#### Entries
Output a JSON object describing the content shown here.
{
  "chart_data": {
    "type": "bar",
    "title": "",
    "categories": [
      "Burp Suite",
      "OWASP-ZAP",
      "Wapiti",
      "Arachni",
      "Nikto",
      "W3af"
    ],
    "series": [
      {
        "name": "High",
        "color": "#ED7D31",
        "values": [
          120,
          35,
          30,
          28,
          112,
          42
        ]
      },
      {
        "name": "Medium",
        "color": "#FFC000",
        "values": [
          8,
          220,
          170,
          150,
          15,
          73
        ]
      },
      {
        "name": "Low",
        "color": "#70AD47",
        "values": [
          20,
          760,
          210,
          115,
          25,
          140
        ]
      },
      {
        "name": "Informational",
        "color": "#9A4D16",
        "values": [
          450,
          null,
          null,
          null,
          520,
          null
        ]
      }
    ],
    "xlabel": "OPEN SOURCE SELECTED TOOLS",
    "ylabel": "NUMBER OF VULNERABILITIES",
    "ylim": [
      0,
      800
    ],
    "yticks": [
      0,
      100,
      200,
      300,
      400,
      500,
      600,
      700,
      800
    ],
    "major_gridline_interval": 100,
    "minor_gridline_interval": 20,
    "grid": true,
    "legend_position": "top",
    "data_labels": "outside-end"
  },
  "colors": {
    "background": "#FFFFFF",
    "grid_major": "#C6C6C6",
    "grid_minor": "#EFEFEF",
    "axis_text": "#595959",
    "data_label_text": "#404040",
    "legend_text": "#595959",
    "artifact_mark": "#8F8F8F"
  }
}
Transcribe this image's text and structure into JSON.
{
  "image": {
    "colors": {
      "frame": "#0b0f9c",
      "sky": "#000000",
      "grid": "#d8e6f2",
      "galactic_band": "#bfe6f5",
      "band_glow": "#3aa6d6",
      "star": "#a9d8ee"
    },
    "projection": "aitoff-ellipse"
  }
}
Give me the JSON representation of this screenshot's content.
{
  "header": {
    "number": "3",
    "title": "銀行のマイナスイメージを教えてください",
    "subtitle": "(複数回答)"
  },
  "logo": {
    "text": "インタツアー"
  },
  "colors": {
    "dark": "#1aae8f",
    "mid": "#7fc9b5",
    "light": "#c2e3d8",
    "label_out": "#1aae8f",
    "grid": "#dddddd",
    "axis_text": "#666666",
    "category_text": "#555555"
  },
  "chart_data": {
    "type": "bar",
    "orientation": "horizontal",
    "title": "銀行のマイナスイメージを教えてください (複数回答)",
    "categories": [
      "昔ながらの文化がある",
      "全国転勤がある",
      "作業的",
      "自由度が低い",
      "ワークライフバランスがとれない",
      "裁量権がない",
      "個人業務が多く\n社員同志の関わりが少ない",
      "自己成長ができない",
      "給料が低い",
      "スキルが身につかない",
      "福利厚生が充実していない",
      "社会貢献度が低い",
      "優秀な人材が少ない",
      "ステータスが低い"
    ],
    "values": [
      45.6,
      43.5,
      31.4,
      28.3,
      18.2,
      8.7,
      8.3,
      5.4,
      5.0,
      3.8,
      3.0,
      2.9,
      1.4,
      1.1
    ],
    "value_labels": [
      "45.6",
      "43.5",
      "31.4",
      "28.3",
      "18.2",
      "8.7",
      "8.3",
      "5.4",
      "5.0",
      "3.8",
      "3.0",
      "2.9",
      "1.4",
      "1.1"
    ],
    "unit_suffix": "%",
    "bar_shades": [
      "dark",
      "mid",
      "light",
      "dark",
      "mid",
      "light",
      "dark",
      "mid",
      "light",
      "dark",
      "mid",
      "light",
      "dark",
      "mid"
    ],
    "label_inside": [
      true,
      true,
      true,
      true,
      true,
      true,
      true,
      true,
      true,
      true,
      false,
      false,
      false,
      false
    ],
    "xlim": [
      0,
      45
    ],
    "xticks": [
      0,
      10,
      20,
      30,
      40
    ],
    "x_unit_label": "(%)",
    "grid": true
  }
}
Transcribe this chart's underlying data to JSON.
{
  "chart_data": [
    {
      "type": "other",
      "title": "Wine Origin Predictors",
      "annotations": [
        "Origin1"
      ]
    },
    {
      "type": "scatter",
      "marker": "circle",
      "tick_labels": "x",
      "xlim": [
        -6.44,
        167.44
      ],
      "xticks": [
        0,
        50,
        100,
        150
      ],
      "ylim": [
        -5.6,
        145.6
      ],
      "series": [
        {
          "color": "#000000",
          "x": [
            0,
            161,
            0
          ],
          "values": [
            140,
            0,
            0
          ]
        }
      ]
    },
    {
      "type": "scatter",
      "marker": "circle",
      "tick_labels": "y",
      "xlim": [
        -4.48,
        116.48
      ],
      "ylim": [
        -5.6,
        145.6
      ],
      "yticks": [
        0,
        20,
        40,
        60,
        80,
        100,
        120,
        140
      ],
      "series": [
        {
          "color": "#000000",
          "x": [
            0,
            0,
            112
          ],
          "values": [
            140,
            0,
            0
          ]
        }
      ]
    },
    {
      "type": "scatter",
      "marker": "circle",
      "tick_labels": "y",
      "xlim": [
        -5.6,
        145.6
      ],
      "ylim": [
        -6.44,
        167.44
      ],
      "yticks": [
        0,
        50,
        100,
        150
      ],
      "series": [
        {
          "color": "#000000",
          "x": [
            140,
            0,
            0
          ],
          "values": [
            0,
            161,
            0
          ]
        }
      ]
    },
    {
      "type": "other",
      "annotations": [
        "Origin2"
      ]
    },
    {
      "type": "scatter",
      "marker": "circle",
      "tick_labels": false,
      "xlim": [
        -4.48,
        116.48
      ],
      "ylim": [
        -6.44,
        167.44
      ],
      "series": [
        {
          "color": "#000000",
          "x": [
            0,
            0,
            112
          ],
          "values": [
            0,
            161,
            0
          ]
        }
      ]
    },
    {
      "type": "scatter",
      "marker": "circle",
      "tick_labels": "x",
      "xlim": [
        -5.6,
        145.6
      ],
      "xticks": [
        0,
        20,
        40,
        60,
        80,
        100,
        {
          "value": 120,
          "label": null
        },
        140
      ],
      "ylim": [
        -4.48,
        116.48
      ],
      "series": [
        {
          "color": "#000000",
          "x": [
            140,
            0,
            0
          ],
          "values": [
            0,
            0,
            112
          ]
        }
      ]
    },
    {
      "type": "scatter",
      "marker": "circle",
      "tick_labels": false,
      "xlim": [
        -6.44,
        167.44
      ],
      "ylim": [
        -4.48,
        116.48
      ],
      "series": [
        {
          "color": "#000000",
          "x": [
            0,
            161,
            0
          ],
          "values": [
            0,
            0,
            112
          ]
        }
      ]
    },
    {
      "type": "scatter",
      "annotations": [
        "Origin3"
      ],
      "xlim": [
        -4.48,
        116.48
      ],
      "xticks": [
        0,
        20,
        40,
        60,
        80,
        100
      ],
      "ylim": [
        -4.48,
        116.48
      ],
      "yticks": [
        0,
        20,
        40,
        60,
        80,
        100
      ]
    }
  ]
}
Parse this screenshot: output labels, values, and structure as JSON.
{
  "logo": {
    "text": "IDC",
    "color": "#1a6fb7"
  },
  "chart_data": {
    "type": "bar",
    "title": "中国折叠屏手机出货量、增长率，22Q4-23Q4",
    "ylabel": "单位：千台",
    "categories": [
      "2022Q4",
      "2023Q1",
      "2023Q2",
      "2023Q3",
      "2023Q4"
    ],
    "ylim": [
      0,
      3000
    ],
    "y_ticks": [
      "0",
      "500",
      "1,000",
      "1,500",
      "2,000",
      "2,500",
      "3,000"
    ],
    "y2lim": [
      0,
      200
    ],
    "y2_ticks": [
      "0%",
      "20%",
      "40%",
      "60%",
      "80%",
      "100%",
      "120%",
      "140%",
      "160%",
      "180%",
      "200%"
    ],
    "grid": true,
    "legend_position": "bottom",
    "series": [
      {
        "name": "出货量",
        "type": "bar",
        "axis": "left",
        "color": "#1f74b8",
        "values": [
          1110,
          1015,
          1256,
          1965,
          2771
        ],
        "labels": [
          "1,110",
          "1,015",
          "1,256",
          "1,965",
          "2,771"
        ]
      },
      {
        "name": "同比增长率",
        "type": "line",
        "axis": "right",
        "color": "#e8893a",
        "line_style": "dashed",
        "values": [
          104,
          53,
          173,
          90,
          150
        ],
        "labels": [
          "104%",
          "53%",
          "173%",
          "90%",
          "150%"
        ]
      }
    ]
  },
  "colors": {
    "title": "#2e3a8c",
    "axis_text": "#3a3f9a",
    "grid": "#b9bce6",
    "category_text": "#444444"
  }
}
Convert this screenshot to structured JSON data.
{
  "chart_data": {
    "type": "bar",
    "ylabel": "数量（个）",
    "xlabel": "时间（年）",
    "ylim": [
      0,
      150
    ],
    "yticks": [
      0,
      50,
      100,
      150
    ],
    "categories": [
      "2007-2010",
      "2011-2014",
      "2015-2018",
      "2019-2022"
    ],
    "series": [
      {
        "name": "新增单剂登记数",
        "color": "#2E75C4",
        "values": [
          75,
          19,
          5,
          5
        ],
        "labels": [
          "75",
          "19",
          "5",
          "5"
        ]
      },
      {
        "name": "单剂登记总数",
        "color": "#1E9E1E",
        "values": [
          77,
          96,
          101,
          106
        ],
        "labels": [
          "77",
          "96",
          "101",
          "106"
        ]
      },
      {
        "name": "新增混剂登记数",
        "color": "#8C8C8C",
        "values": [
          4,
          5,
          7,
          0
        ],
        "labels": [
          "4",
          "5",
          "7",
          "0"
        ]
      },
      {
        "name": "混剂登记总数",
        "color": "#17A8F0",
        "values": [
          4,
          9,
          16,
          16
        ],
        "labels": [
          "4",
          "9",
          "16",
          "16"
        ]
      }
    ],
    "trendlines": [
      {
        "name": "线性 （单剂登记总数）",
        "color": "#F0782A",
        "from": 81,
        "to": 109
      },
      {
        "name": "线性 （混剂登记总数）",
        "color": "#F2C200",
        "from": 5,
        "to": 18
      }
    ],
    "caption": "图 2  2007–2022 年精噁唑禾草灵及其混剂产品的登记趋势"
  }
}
########
Your goal
Collect every line with the string "this" from the records, and copy each.

Exercise result
Transcribe this image's text and structure into JSON.
Give me the JSON representation of this screenshot's content.
Transcribe this chart's underlying data to JSON.
Parse this screenshot: output labels, values, and structure as JSON.
Convert this screenshot to structured JSON data.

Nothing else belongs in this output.